• **OBJECTIVE**: For each line below that includes the word "multiyear", make a copy.

[Excerpt from a dataset]
......

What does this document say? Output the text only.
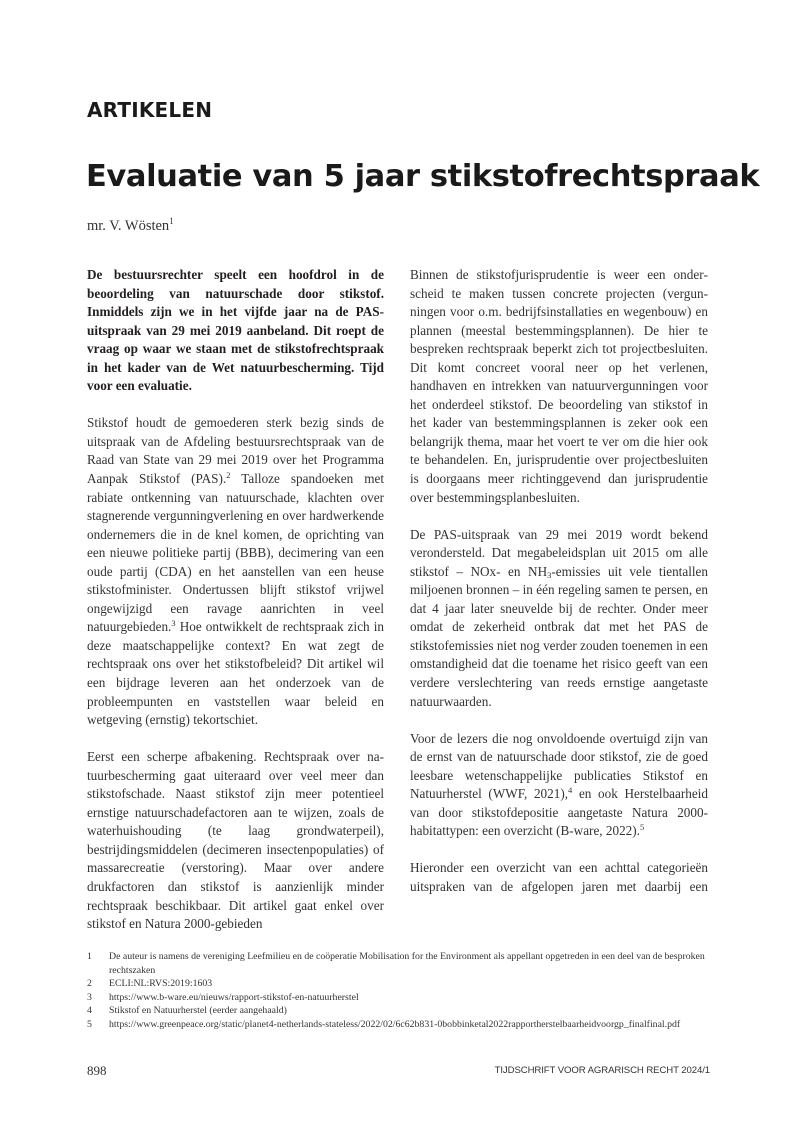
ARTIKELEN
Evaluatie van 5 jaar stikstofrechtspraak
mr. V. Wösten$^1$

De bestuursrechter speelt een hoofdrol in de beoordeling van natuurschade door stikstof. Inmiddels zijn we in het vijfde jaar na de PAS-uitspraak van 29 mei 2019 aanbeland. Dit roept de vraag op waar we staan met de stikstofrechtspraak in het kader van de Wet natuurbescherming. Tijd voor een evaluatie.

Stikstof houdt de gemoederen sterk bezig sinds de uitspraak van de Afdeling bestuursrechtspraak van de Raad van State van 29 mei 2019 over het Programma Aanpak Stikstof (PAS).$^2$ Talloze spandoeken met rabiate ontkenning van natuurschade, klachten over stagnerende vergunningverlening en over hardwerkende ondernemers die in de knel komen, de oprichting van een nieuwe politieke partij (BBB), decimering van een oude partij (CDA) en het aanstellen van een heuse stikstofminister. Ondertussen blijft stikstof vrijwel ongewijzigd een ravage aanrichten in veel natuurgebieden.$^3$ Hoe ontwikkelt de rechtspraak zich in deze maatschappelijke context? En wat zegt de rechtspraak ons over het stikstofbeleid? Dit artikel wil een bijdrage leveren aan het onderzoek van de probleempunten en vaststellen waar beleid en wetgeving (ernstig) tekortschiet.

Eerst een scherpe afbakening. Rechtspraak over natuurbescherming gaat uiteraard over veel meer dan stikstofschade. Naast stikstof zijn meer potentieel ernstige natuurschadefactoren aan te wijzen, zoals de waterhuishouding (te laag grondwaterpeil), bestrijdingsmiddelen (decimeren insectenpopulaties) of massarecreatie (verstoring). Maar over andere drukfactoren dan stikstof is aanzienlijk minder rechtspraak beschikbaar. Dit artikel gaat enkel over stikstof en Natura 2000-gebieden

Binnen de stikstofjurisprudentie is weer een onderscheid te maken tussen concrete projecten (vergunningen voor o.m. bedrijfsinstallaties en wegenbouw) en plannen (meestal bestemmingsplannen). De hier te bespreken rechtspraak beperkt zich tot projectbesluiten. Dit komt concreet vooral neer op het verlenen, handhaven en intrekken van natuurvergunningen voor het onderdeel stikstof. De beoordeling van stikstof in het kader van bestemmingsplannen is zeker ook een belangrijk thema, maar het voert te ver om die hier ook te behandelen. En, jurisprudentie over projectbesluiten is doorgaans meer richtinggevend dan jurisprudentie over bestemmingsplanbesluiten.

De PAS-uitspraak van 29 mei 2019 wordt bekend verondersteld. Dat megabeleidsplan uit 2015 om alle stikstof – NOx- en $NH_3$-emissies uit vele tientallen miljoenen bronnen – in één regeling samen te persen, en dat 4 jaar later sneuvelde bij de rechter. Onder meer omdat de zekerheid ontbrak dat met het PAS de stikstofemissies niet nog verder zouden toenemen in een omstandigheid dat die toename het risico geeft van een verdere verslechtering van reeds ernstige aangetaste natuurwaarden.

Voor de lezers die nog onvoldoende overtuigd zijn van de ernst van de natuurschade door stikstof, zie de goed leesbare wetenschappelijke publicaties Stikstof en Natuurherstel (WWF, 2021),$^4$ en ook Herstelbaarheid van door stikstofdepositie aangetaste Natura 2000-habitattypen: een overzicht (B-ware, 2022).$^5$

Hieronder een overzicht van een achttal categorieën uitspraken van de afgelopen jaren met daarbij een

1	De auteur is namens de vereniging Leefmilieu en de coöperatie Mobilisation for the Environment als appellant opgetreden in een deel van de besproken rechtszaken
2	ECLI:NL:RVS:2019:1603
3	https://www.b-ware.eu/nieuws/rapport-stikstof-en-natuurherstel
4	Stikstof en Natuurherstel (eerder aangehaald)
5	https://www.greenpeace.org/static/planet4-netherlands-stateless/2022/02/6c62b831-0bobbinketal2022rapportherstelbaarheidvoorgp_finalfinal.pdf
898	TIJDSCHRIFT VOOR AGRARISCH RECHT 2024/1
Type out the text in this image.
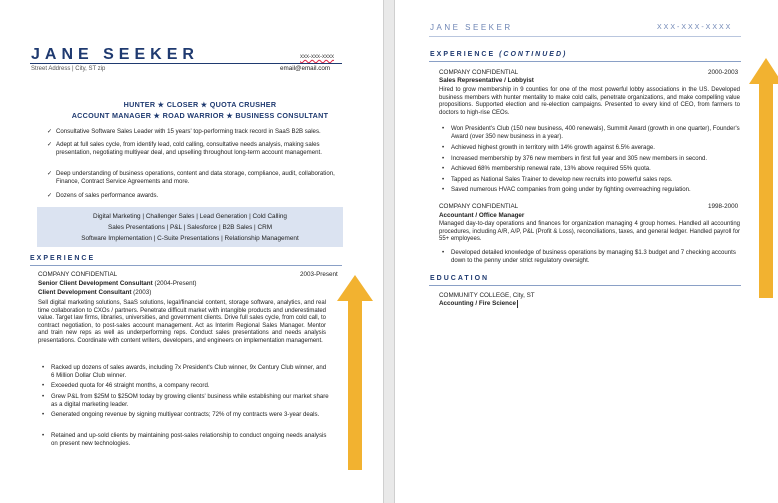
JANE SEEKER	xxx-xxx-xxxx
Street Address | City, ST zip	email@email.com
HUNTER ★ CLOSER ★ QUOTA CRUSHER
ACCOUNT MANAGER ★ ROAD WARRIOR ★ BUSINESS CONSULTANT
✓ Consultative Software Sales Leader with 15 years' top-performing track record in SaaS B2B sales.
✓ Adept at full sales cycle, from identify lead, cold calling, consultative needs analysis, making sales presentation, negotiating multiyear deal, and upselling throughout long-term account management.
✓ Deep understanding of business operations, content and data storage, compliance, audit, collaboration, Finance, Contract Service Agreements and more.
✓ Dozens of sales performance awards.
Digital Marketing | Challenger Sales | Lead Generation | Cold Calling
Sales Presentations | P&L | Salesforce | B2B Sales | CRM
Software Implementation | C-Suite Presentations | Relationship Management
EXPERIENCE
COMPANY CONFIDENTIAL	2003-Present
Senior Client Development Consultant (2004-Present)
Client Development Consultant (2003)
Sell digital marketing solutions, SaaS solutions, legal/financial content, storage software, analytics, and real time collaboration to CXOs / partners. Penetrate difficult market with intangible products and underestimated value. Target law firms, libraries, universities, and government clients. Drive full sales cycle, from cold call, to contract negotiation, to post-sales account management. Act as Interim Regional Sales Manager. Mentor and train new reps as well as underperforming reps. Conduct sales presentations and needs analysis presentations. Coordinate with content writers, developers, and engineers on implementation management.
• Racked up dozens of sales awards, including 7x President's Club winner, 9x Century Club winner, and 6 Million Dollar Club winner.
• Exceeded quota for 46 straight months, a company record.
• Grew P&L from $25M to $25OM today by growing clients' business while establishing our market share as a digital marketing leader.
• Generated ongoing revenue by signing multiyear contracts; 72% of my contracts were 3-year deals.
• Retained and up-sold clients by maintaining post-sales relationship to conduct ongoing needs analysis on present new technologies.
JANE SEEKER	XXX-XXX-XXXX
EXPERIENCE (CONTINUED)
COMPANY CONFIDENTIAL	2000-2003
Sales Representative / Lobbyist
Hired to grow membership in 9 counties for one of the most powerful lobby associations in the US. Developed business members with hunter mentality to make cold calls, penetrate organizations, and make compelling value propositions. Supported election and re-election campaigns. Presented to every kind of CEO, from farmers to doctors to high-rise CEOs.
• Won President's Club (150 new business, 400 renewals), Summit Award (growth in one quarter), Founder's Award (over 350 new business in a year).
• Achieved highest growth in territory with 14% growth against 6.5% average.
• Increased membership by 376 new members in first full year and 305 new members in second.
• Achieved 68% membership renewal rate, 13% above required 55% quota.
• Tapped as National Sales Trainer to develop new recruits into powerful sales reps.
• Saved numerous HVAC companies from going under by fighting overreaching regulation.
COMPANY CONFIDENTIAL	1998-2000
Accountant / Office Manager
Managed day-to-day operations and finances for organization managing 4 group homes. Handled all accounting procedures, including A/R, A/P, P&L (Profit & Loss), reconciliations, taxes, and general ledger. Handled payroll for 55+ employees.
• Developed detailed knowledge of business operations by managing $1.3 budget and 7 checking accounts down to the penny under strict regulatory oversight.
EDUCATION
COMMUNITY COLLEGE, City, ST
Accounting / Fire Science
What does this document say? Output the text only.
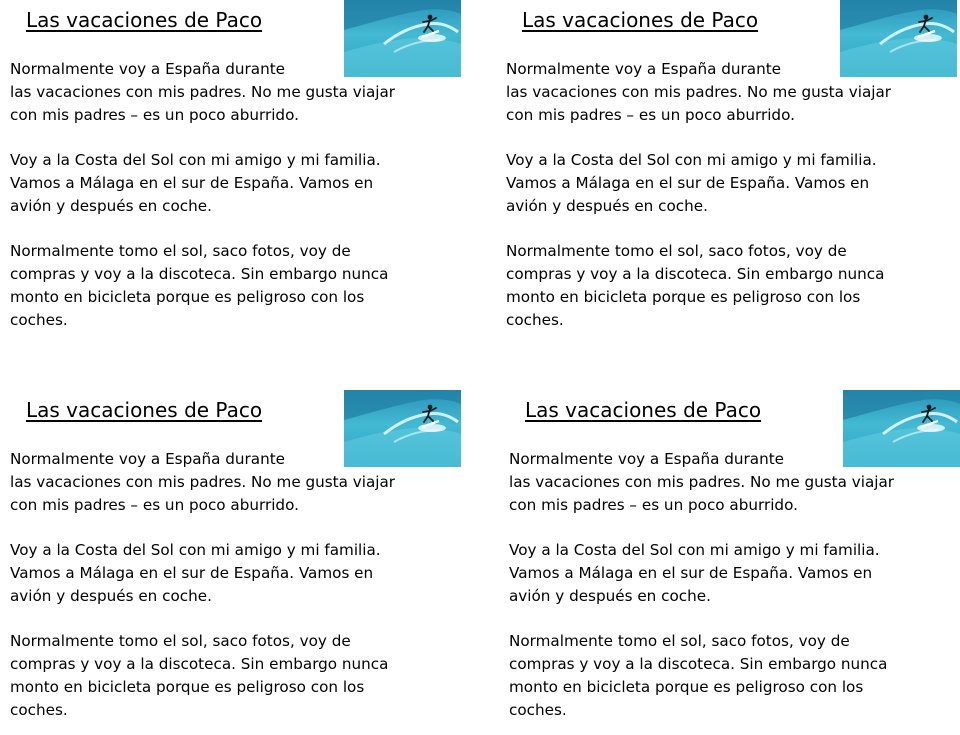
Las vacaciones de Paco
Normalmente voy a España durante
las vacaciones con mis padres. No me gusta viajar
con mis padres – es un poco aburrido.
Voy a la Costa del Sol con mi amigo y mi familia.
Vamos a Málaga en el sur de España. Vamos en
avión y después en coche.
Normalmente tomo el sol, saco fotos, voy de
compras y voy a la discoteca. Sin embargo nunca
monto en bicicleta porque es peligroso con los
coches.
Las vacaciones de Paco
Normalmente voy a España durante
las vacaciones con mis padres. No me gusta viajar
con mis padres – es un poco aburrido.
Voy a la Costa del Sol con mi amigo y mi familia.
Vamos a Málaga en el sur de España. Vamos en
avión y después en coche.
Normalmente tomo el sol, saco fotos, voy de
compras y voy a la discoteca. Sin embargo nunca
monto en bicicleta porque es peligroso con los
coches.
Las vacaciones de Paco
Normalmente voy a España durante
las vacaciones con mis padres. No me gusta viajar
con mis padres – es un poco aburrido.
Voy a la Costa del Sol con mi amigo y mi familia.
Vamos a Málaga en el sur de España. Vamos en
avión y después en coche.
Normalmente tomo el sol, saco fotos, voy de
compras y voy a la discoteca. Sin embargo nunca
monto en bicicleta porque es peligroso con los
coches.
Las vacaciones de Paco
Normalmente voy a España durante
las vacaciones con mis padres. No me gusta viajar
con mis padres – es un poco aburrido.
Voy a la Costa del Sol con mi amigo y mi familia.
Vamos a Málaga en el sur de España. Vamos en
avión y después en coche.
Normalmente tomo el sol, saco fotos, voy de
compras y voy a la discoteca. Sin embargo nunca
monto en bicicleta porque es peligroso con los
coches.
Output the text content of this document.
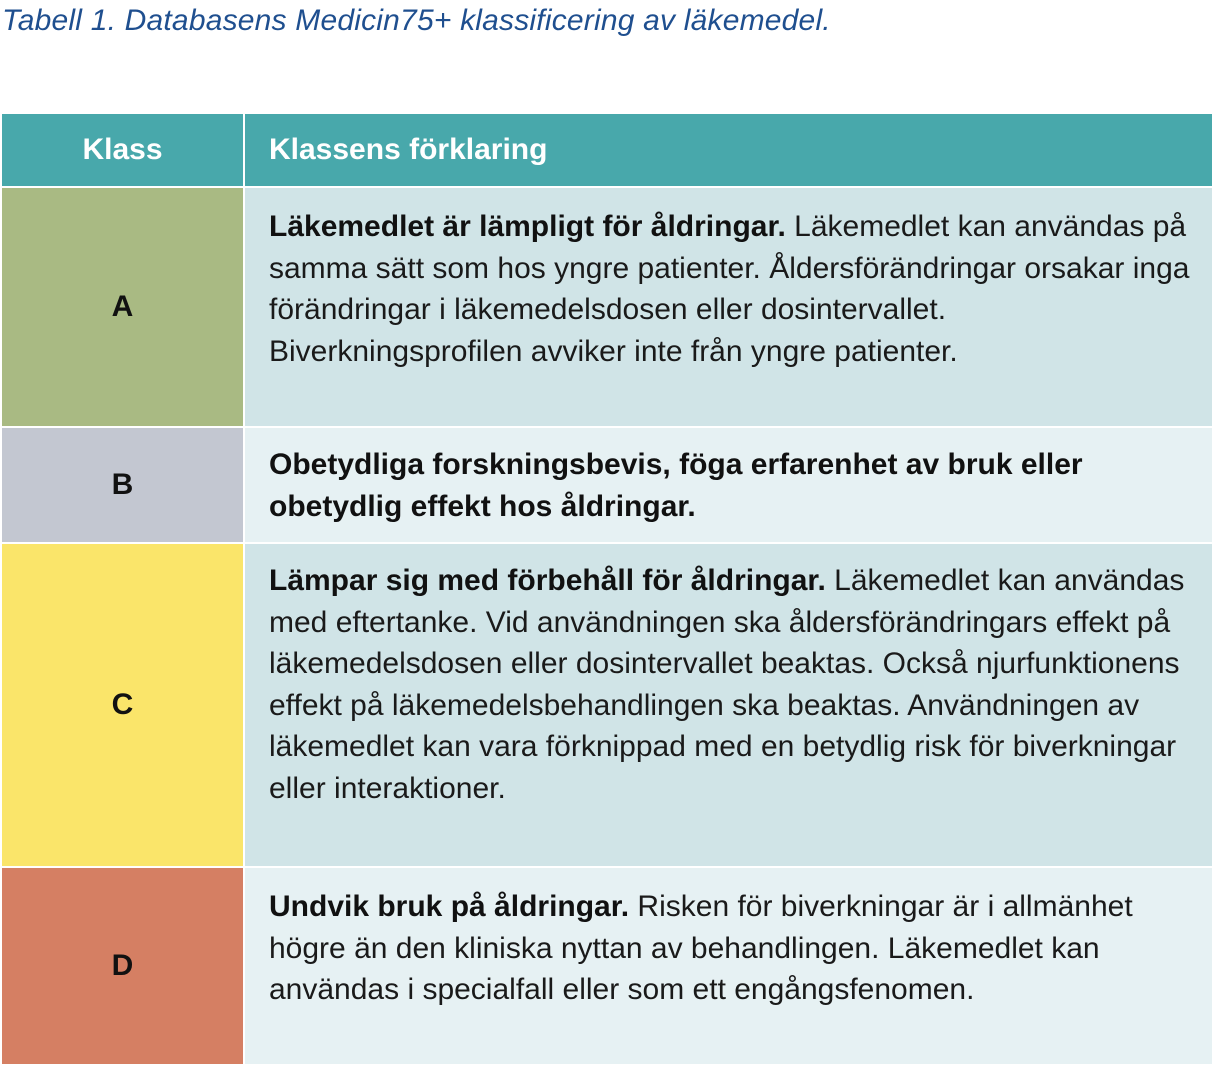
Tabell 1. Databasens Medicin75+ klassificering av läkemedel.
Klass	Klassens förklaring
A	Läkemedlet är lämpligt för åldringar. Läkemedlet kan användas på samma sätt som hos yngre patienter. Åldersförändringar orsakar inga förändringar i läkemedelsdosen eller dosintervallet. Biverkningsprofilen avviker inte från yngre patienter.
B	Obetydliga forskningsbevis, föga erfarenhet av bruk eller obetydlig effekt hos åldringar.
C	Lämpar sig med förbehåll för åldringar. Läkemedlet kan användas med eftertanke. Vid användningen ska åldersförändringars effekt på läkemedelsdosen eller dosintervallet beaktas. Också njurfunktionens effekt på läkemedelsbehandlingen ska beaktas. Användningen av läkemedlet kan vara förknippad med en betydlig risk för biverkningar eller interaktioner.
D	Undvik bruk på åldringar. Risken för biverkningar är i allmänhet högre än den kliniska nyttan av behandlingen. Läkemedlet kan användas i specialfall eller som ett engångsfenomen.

......

• **TASK ANSWER**:
✓ Adept at full sales cycle, from identify lead, cold calling, consultative needs analysis, making sales presentation, negotiating multiyear deal, and upselling throughout long-term account management.
• Generated ongoing revenue by signing multiyear contracts; 72% of my contracts were 3-year deals.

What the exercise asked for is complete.